DOCUMENT EXTRACT —
□ □ □ □ □

Even a casual reader of King Lear is bound to notice the frequency with which the gods are invoked or discussed by many of the characters in the play.  More striking perhaps, is the great variety of distinct points of view on the gods and their dealings with men expressed from beginning to end of the play.  Some of these are merely passing references, as, for example, Albany’s amazed reaction to Lear’s behaviour towards Goneril: ‘Now gods that we adore, whereof comes this?’.  Others are obviously ironic or insincere, as when Edmund, in conversation with Gloucester, claims that he tried to dissuade Edgar from his murderous intent by telling him that ‘the revenging gods / Against parricides did all their thunders bend’; or when Regan invokes ‘the blest gods’ in response to Lear’s curses.  But such casual references are rare enough: elsewhere, whenever the gods are mentioned, the tone is almost invariably serious, betraying the concern of the speakers with the nature and attributes of the ultimate Power, and their awareness of the problems of affirming cosmic justice in the face of the evil and suffering so rife in their universe.

□ □ □ □ □

EXTRACTED MATERIAL —
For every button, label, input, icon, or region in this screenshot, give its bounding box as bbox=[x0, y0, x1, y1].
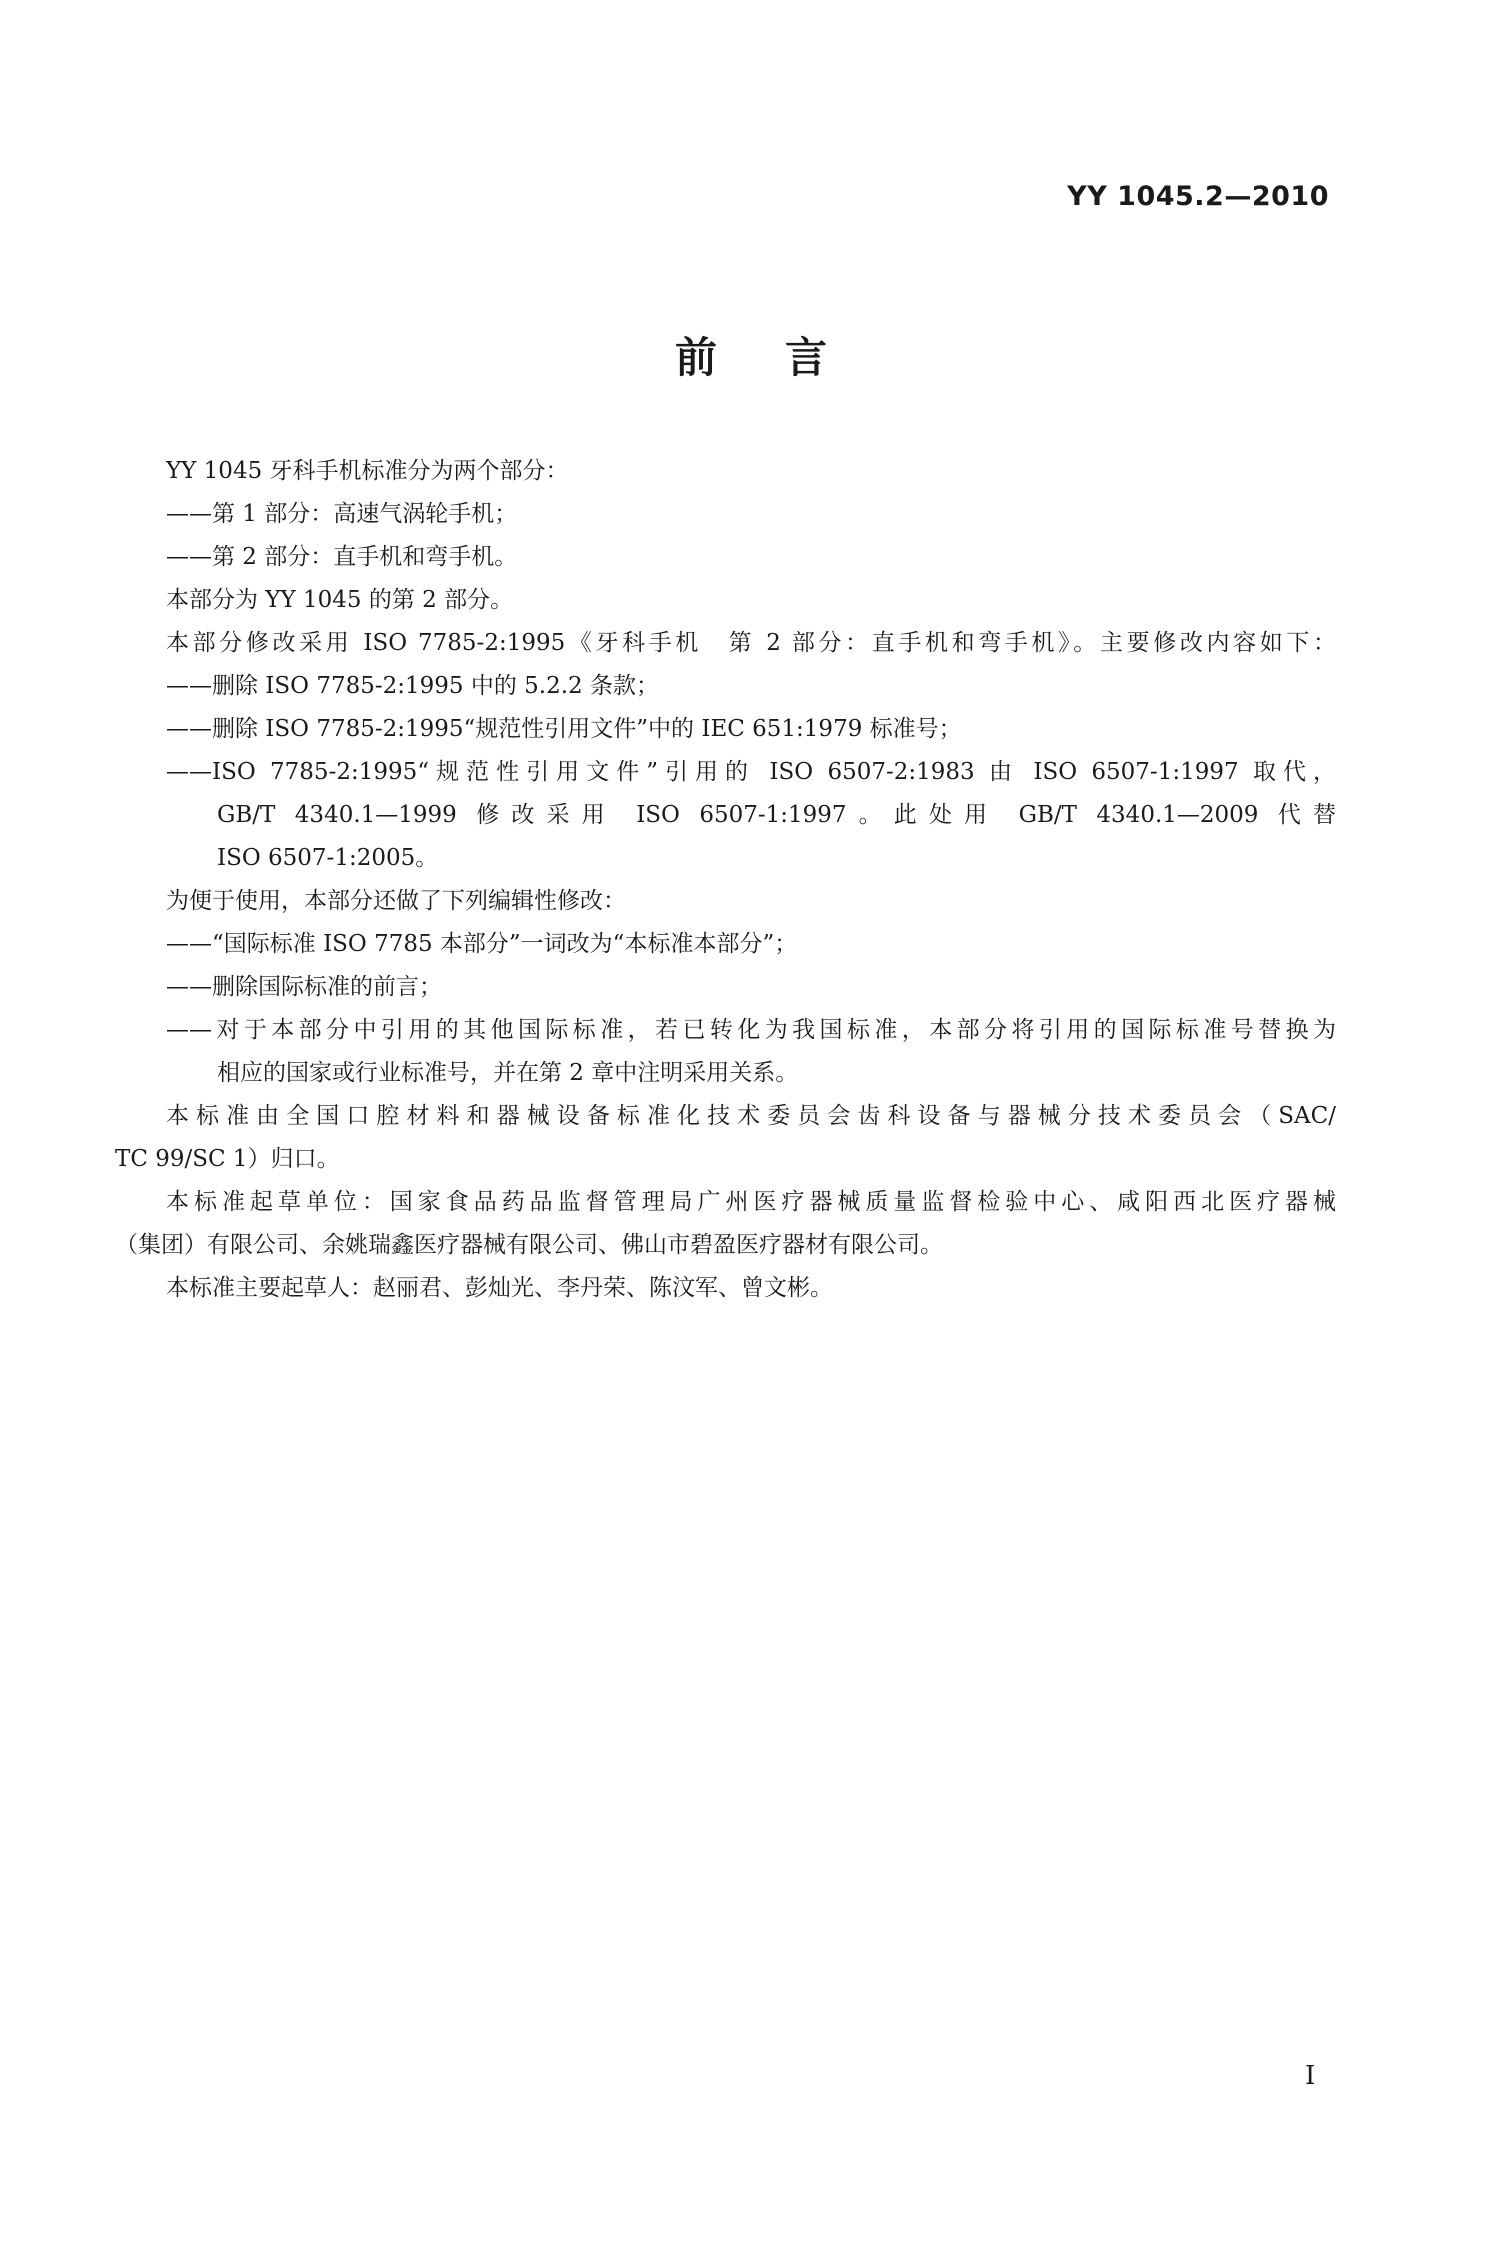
list-item: ——对于本部分中引用的其他国际标准，若已转化为我国标准，本部分将引用的国际标准号替换为 bbox=[166, 1017, 1336, 1043]
paragraph-line: YY 1045 牙科手机标准分为两个部分： bbox=[166, 458, 569, 484]
paragraph-line: 本部分为 YY 1045 的第 2 部分。 bbox=[166, 587, 514, 613]
list-item: ——第 1 部分：高速气涡轮手机； bbox=[166, 501, 518, 527]
list-item: ——删除国际标准的前言； bbox=[166, 974, 442, 1000]
list-item: ——删除 ISO 7785-2:1995“规范性引用文件”中的 IEC 651:1979 标准号； bbox=[166, 716, 962, 742]
list-item-continuation: GB/T 4340.1—1999 修改采用 ISO 6507-1:1997。此处用 GB/T 4340.1—2009 代替 bbox=[217, 802, 1336, 828]
page-title: 前言 bbox=[674, 333, 895, 382]
page-number: I bbox=[1305, 2061, 1316, 2091]
paragraph-line: 为便于使用，本部分还做了下列编辑性修改： bbox=[166, 888, 626, 914]
list-item: ——“国际标准 ISO 7785 本部分”一词改为“本标准本部分”； bbox=[166, 931, 798, 957]
list-item-continuation: 相应的国家或行业标准号，并在第 2 章中注明采用关系。 bbox=[217, 1060, 799, 1086]
paragraph-line: 本标准主要起草人：赵丽君、彭灿光、李丹荣、陈汶军、曾文彬。 bbox=[166, 1275, 833, 1301]
paragraph-continuation: （集团）有限公司、余姚瑞鑫医疗器械有限公司、佛山市碧盈医疗器材有限公司。 bbox=[115, 1232, 943, 1258]
foreword-body bbox=[115, 450, 1336, 1310]
paragraph-continuation: TC 99/SC 1）归口。 bbox=[115, 1146, 340, 1172]
standard-number: YY 1045.2—2010 bbox=[1067, 181, 1329, 212]
list-item: ——第 2 部分：直手机和弯手机。 bbox=[166, 544, 518, 570]
list-item: ——ISO 7785-2:1995“规范性引用文件”引用的 ISO 6507-2:1983 由 ISO 6507-1:1997 取代， bbox=[166, 759, 1336, 785]
paragraph-line: 本部分修改采用 ISO 7785-2:1995《牙科手机 第 2 部分：直手机和弯手机》。主要修改内容如下： bbox=[166, 630, 1336, 656]
paragraph-line: 本标准起草单位：国家食品药品监督管理局广州医疗器械质量监督检验中心、咸阳西北医疗器械 bbox=[166, 1189, 1336, 1215]
paragraph-line: 本标准由全国口腔材料和器械设备标准化技术委员会齿科设备与器械分技术委员会（SAC/ bbox=[166, 1103, 1336, 1129]
list-item-continuation: ISO 6507-1:2005。 bbox=[217, 845, 439, 871]
list-item: ——删除 ISO 7785-2:1995 中的 5.2.2 条款； bbox=[166, 673, 659, 699]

□ □ □ □ □

TASKS TO CARRY OUT —
a) Answer these questions from the passage on the gods in King Lear:
(i) Which character reacts with amazement to Lear's behavior toward Goneril?
(ii) With whom is Edmund speaking when he claims he tried to dissuade Edgar?
(iii) Which character invokes "the blest gods" in response to Lear's curses?
b) Carry on the passage on the gods in King Lear, starting after its final sentence.
The data comes from a separate source, unrelated to the passage on the gods in King Lear.

RESPONSES PER TASK —
a)
(i) Albany
(ii) Gloucester
(iii) Regan

b)
Many commentators have remarked on the number of conflicting theories on the nature and disposition of the gods that are advanced by the different characters, sometimes indeed, by the same character, during the course of the play.  Almost every major point of view is expressed.  Gloucester in his despair sees men as the victims of a capricious and malevolent divinity: ‘As flies to wanton boys are we to the gods’.  At other times, particularly after suffering has awakened his religious sense, he addresses heartfelt prayers to the ‘ever-gentle gods’ and speaks feelingly of ‘the bounty and the benison of heaven’.  Edgar pictures the gods as dispensers of a merely retributive justice:

The gods are just and of our pleasant vices

Make instruments to plague us.

But his other, and more characteristic, religious utterances reveal a deep faith in supernatural goodness, and his view of the gods is best seen in his encouraging words to Gloucester after he has saved him from suicide:

                                                Therefore, thou happy father,

Think that the clearest gods, who make them honours

Of men’s impossibilities, have preserved thee.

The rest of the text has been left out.